Examine the material below. Gather every line in which the string "modum" appears.

— Start of RECORDS FOR THIS EXERCISE —

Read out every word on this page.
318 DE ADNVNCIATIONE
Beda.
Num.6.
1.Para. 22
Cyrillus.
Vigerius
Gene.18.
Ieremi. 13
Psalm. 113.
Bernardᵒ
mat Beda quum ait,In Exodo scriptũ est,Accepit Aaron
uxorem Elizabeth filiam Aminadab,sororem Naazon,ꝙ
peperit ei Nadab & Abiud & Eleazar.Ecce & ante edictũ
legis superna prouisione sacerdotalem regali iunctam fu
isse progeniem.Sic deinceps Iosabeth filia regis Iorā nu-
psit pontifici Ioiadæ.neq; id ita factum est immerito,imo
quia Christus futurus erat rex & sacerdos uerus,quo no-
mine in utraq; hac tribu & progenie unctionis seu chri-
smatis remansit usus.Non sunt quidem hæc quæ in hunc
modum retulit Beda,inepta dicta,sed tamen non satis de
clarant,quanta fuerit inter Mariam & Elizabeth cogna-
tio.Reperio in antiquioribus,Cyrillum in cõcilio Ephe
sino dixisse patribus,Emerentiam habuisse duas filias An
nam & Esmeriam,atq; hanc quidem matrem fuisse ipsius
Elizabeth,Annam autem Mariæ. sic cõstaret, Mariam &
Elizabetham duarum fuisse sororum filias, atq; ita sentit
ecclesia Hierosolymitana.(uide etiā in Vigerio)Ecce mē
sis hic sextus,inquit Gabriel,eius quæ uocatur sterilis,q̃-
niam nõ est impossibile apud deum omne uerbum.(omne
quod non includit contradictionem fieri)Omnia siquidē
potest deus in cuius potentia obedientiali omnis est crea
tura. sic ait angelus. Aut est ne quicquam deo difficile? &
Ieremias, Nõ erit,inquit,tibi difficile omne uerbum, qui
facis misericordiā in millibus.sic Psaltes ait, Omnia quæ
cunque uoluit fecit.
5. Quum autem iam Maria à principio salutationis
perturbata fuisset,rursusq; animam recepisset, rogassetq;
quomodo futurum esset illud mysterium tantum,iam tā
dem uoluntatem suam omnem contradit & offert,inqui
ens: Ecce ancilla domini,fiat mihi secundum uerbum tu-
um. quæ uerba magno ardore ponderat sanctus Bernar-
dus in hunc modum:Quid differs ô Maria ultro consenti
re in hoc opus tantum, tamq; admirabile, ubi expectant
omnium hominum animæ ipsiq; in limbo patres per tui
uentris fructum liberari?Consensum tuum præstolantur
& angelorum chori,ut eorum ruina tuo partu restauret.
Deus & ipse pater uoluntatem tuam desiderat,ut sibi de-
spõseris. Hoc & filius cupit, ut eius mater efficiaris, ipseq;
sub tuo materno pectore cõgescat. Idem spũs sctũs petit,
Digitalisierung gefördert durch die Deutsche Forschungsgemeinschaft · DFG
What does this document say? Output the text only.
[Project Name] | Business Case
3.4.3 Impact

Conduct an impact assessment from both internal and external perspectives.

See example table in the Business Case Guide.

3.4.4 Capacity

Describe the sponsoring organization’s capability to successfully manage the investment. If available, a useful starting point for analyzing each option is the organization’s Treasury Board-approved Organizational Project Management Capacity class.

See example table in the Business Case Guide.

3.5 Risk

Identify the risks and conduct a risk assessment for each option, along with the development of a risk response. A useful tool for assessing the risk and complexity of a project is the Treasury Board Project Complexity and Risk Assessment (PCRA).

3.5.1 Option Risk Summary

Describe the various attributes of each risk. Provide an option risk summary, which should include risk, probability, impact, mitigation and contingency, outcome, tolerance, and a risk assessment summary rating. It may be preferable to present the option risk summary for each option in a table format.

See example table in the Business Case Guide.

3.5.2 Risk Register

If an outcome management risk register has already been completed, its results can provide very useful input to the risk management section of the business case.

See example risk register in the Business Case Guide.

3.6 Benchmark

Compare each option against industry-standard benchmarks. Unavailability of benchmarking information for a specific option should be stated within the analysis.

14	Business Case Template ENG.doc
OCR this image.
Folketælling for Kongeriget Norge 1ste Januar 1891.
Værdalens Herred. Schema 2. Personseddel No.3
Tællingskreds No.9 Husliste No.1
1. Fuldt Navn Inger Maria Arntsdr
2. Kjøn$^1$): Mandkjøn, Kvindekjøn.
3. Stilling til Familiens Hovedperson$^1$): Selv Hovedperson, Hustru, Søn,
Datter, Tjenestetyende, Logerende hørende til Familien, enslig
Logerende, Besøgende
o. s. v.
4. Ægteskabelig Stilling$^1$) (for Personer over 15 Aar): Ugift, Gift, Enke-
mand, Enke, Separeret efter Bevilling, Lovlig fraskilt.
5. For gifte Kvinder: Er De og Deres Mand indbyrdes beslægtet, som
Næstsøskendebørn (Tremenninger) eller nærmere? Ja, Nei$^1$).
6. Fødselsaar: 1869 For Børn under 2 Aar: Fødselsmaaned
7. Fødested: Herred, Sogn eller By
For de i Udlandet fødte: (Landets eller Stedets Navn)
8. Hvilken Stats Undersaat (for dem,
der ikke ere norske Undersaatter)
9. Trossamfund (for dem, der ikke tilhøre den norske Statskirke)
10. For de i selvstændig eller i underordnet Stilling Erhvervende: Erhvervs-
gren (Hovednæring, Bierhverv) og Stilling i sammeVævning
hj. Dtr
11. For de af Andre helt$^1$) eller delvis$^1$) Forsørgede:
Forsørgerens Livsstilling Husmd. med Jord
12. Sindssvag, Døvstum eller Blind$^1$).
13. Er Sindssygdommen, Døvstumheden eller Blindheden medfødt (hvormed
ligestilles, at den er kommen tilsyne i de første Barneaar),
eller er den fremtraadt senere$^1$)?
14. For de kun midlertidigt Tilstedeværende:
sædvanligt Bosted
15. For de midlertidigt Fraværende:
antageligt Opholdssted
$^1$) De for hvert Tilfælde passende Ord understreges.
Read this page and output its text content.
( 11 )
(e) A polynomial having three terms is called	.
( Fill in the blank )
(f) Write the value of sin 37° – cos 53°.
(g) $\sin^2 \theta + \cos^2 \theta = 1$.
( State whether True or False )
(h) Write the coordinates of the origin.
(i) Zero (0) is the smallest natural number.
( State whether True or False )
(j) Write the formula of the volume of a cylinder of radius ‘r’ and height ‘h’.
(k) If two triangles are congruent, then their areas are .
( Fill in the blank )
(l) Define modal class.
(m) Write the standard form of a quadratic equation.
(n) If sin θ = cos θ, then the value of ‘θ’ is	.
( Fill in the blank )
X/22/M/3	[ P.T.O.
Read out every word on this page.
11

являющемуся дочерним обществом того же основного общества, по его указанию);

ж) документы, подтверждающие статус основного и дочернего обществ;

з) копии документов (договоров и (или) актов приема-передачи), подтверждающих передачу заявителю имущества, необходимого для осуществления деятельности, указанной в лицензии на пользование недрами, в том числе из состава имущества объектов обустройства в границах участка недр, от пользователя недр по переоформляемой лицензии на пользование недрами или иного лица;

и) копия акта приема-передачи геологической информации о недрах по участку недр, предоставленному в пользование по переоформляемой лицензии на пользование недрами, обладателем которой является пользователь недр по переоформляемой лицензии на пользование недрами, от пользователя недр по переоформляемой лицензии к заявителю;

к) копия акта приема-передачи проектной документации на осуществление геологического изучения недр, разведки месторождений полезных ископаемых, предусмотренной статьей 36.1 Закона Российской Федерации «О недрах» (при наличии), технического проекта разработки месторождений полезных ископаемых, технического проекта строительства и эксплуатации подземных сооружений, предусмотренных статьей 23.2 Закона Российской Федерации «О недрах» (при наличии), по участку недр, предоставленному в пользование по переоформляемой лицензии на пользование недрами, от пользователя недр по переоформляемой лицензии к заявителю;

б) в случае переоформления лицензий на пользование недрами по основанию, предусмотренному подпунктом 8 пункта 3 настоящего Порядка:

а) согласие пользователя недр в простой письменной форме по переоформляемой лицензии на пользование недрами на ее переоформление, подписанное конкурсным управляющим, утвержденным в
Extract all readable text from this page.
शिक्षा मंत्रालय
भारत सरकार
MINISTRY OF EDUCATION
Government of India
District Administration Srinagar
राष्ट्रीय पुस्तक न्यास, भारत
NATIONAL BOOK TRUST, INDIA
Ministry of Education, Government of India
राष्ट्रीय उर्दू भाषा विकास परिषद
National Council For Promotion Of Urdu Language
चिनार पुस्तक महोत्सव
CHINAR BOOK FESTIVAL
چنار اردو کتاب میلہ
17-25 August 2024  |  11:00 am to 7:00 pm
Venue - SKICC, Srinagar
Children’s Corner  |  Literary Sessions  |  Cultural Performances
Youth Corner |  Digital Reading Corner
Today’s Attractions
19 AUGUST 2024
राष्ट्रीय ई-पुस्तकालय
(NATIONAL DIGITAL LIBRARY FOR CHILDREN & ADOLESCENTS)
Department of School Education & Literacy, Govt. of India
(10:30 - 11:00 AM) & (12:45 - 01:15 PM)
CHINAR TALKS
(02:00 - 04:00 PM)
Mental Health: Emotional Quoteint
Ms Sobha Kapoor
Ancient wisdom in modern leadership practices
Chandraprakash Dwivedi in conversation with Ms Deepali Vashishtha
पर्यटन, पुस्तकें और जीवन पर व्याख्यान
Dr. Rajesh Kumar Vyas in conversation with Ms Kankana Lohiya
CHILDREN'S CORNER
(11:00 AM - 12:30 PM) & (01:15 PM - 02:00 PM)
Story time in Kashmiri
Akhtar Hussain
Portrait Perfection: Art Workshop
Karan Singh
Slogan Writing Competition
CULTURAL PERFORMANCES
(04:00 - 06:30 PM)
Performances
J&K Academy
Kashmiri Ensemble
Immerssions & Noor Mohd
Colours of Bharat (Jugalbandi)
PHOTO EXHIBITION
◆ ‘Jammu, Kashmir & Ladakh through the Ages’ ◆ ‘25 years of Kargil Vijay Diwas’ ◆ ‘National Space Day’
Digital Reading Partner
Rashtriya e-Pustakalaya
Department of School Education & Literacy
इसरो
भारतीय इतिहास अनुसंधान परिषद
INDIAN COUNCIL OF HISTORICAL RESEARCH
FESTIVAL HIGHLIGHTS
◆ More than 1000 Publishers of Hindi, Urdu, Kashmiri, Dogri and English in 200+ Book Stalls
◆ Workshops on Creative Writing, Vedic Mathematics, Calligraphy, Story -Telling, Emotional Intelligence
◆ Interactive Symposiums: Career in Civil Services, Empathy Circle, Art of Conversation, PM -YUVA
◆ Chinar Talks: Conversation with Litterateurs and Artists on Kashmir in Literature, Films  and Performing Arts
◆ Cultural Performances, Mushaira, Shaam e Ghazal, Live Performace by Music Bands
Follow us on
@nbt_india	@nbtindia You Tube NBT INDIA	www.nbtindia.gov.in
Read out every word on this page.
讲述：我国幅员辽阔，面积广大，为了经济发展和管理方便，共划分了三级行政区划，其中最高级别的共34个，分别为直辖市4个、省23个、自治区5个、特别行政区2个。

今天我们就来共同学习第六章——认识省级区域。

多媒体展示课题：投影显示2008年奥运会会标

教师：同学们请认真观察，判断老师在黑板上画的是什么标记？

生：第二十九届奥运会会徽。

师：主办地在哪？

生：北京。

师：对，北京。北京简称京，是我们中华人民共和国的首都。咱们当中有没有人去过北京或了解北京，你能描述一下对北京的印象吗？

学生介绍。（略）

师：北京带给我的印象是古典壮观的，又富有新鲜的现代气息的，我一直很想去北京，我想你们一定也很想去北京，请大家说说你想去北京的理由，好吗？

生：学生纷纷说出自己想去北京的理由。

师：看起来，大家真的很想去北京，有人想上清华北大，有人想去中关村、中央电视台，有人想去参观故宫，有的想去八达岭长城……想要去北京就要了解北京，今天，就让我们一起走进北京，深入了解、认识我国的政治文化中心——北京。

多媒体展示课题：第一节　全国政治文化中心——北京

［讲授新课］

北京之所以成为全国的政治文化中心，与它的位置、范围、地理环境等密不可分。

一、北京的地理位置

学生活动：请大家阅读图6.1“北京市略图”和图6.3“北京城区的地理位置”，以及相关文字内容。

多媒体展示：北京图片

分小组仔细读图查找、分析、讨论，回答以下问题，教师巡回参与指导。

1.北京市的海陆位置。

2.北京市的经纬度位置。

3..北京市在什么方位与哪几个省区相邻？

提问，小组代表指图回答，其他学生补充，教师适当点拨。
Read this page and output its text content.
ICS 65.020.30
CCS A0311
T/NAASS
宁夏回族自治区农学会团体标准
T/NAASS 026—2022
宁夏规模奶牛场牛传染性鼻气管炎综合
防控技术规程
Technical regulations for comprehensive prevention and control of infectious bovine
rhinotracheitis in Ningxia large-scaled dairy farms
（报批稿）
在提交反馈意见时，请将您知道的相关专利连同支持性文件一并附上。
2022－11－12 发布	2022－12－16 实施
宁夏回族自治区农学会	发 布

— End of RECORDS FOR THIS EXERCISE —

▶ ANSWER FOR THIS EXERCISE
modum retulit Beda,inepta dicta,sed tamen non satis de
dus in hunc modum:Quid differs ô Maria ultro consenti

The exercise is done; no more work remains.